(Dataset items)
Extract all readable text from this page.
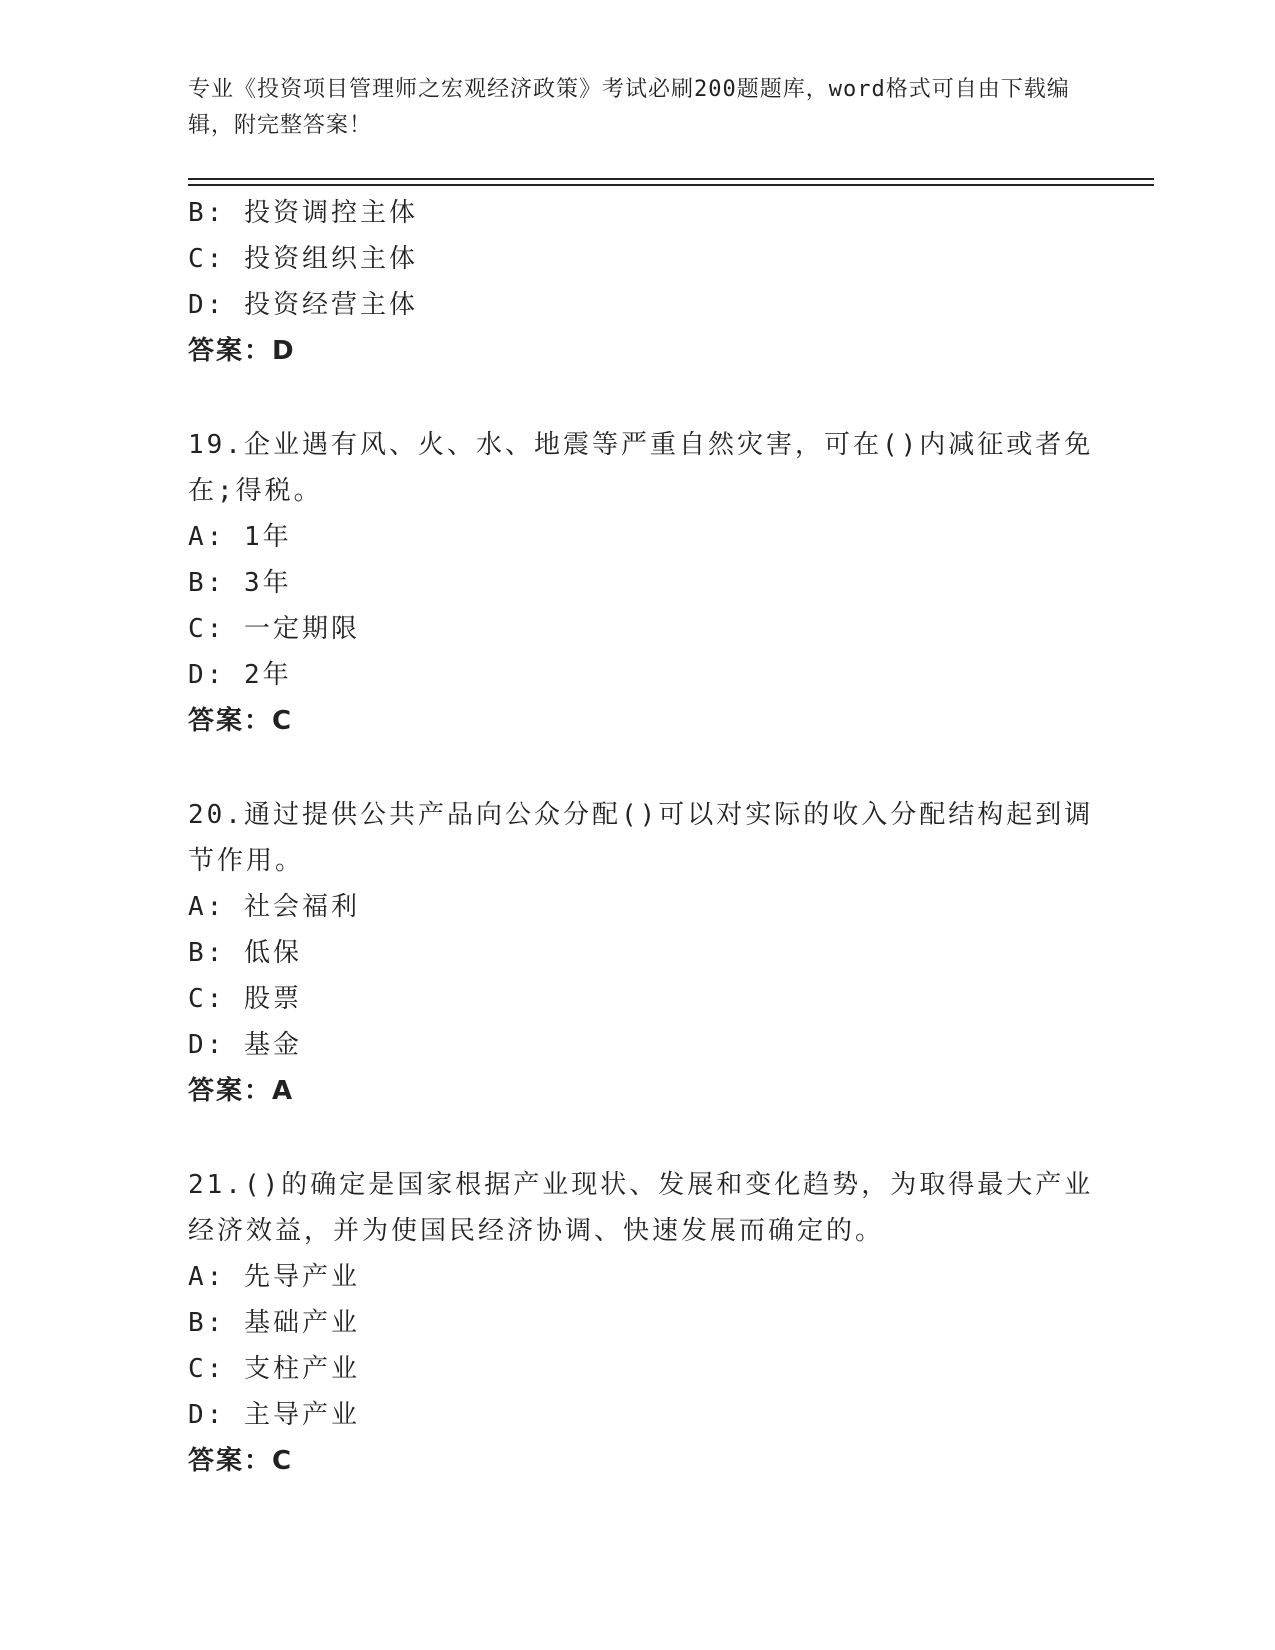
专业《投资项目管理师之宏观经济政策》考试必刷200题题库，word格式可自由下载编辑，附完整答案！
B: 投资调控主体
C: 投资组织主体
D: 投资经营主体
答案：D
19.企业遇有风、火、水、地震等严重自然灾害，可在()内减征或者免
在;得税。
A: 1年
B: 3年
C: 一定期限
D: 2年
答案：C
20.通过提供公共产品向公众分配()可以对实际的收入分配结构起到调
节作用。
A: 社会福利
B: 低保
C: 股票
D: 基金
答案：A
21.()的确定是国家根据产业现状、发展和变化趋势，为取得最大产业
经济效益，并为使国民经济协调、快速发展而确定的。
A: 先导产业
B: 基础产业
C: 支柱产业
D: 主导产业
答案：C
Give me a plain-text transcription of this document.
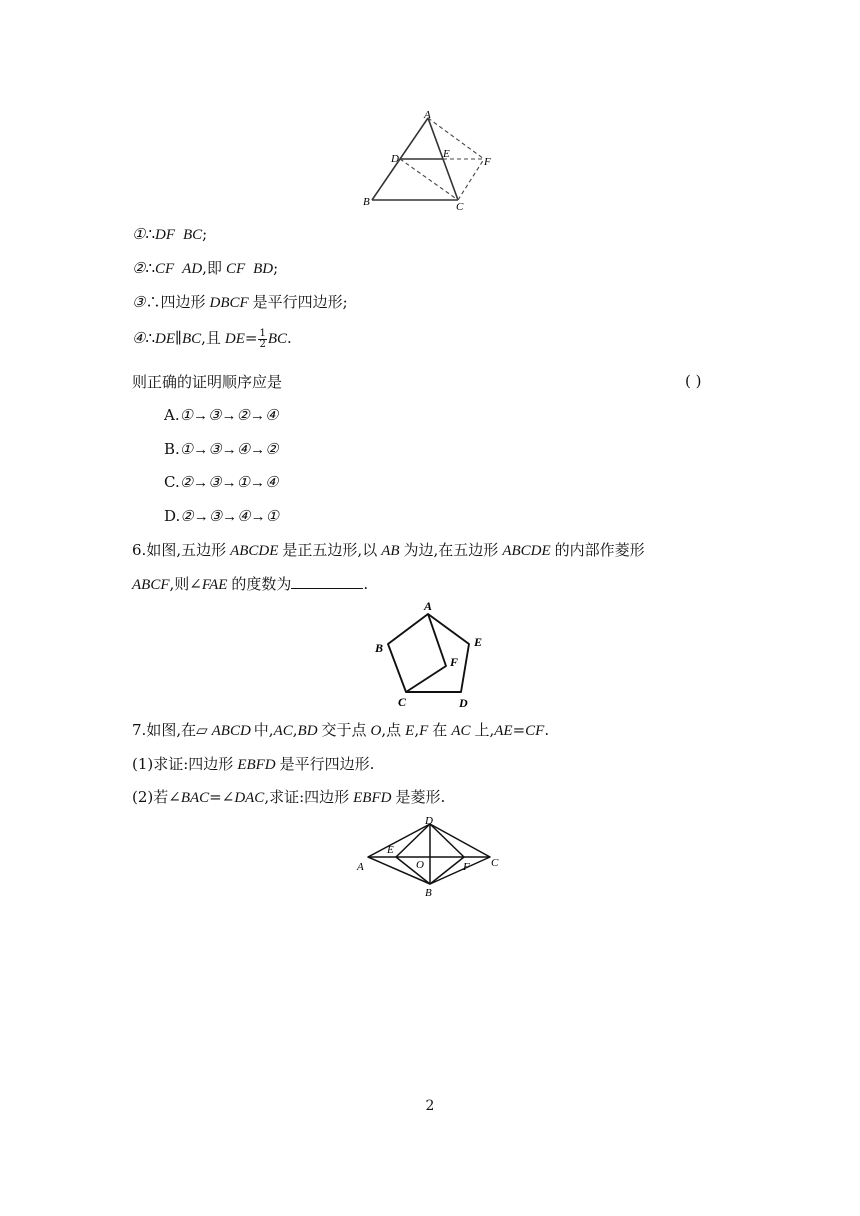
A
D	E
F
B	C
①∴DF BC;
②∴CF AD,即 CF BD;
③∴四边形 DBCF 是平行四边形;
④∴DE∥BC,且 $DE= \frac{1}{2}$ BC.
则正确的证明顺序应是	( )
A.①→③→②→④
B.①→③→④→②
C.②→③→①→④
D.②→③→④→①
6.如图,五边形 ABCDE 是正五边形,以 AB 为边,在五边形 ABCDE 的内部作菱形
ABCF,则∠FAE 的度数为	.
A
B	E
F
C	D
7.如图,在▱ ABCD 中,AC,BD 交于点 O,点 E,F 在 AC 上,AE=CF.
(1)求证:四边形 EBFD 是平行四边形.
(2)若∠BAC=∠DAC,求证:四边形 EBFD 是菱形.
D
A
E
O	F C
B
2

YOUR INSTRUCTIONS - Omit the pictures, then output the rest of the listing exactly.

THE RESULT -
Extract all readable text from this page.
专业《投资项目管理师之宏观经济政策》考试必刷200题题库，word格式可自由下载编辑，附完整答案！
B: 投资调控主体
C: 投资组织主体
D: 投资经营主体
答案：D
19.企业遇有风、火、水、地震等严重自然灾害，可在()内减征或者免
在;得税。
A: 1年
B: 3年
C: 一定期限
D: 2年
答案：C
20.通过提供公共产品向公众分配()可以对实际的收入分配结构起到调
节作用。
A: 社会福利
B: 低保
C: 股票
D: 基金
答案：A
21.()的确定是国家根据产业现状、发展和变化趋势，为取得最大产业
经济效益，并为使国民经济协调、快速发展而确定的。
A: 先导产业
B: 基础产业
C: 支柱产业
D: 主导产业
答案：C
Give me a plain-text transcription of this document.
A
D	E
F
B	C
①∴DF BC;
②∴CF AD,即 CF BD;
③∴四边形 DBCF 是平行四边形;
④∴DE∥BC,且 $DE= \frac{1}{2}$ BC.
则正确的证明顺序应是	( )
A.①→③→②→④
B.①→③→④→②
C.②→③→①→④
D.②→③→④→①
6.如图,五边形 ABCDE 是正五边形,以 AB 为边,在五边形 ABCDE 的内部作菱形
ABCF,则∠FAE 的度数为	.
A
B	E
F
C	D
7.如图,在▱ ABCD 中,AC,BD 交于点 O,点 E,F 在 AC 上,AE=CF.
(1)求证:四边形 EBFD 是平行四边形.
(2)若∠BAC=∠DAC,求证:四边形 EBFD 是菱形.
D
A
E
O	F C
B
2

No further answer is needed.